Directive:
Beginning with the line that contains "Read this page and output its text content.", reproduce the remaining lines of the material exactly, up to and including the last one, but no pictures.

Data excerpts:
——

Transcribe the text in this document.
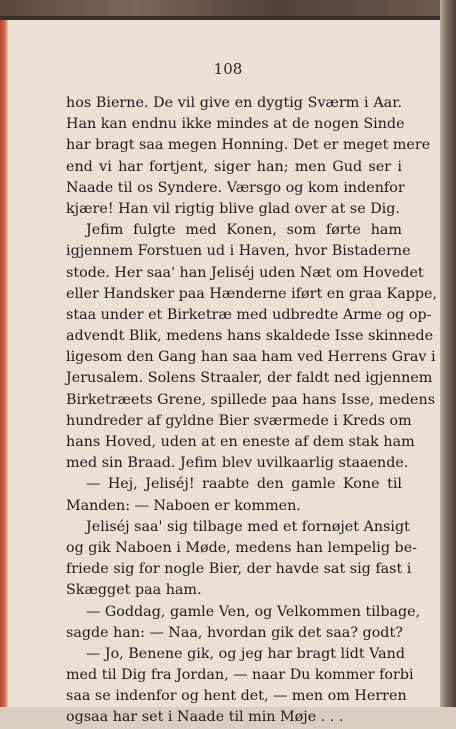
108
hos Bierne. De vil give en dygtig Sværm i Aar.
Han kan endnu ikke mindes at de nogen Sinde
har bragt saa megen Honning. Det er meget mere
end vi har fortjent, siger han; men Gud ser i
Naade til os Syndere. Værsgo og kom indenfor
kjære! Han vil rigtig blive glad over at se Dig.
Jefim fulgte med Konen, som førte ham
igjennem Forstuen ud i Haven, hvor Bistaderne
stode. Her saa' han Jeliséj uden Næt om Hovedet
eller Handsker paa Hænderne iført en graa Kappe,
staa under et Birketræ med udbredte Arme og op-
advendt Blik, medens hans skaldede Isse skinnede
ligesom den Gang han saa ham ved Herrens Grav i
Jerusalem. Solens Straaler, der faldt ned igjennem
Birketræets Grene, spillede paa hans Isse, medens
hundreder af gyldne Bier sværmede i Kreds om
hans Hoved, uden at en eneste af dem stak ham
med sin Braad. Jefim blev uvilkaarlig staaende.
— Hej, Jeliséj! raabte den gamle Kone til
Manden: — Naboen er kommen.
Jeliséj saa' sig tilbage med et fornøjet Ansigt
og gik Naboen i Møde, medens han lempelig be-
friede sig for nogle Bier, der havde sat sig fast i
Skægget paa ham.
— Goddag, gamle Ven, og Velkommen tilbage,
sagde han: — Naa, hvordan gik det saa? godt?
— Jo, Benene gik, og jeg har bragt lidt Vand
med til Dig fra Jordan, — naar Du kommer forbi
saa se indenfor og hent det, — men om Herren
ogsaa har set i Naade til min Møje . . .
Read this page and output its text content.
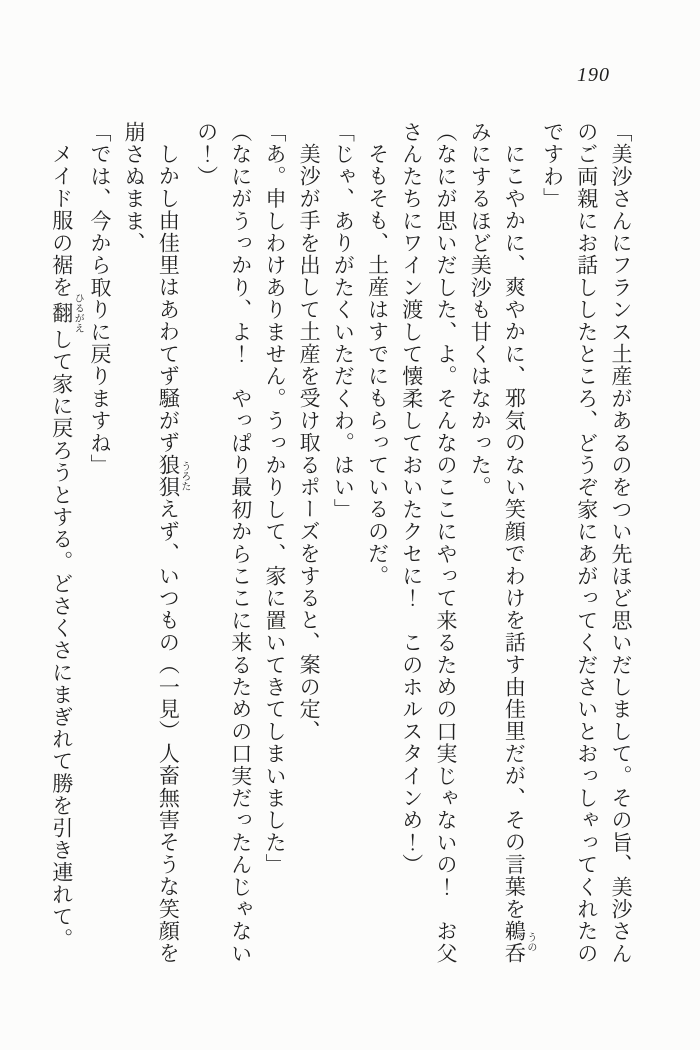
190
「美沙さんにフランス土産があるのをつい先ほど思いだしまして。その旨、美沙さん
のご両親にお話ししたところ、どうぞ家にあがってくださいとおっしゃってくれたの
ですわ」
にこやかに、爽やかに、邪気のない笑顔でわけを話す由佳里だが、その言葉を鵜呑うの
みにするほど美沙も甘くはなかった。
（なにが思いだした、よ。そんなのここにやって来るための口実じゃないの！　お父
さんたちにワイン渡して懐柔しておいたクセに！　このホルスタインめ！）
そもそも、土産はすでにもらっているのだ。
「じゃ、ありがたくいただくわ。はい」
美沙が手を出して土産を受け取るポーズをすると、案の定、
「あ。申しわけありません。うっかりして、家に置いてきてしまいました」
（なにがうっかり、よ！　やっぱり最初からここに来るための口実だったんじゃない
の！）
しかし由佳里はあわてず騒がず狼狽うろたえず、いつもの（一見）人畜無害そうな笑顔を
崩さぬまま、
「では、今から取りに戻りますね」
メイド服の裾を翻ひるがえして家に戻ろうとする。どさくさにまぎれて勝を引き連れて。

——

Task response:
Read this page and output its text content.
190
「美沙さんにフランス土産があるのをつい先ほど思いだしまして。その旨、美沙さん
のご両親にお話ししたところ、どうぞ家にあがってくださいとおっしゃってくれたの
ですわ」
にこやかに、爽やかに、邪気のない笑顔でわけを話す由佳里だが、その言葉を鵜呑うの
みにするほど美沙も甘くはなかった。
（なにが思いだした、よ。そんなのここにやって来るための口実じゃないの！　お父
さんたちにワイン渡して懐柔しておいたクセに！　このホルスタインめ！）
そもそも、土産はすでにもらっているのだ。
「じゃ、ありがたくいただくわ。はい」
美沙が手を出して土産を受け取るポーズをすると、案の定、
「あ。申しわけありません。うっかりして、家に置いてきてしまいました」
（なにがうっかり、よ！　やっぱり最初からここに来るための口実だったんじゃない
の！）
しかし由佳里はあわてず騒がず狼狽うろたえず、いつもの（一見）人畜無害そうな笑顔を
崩さぬまま、
「では、今から取りに戻りますね」
メイド服の裾を翻ひるがえして家に戻ろうとする。どさくさにまぎれて勝を引き連れて。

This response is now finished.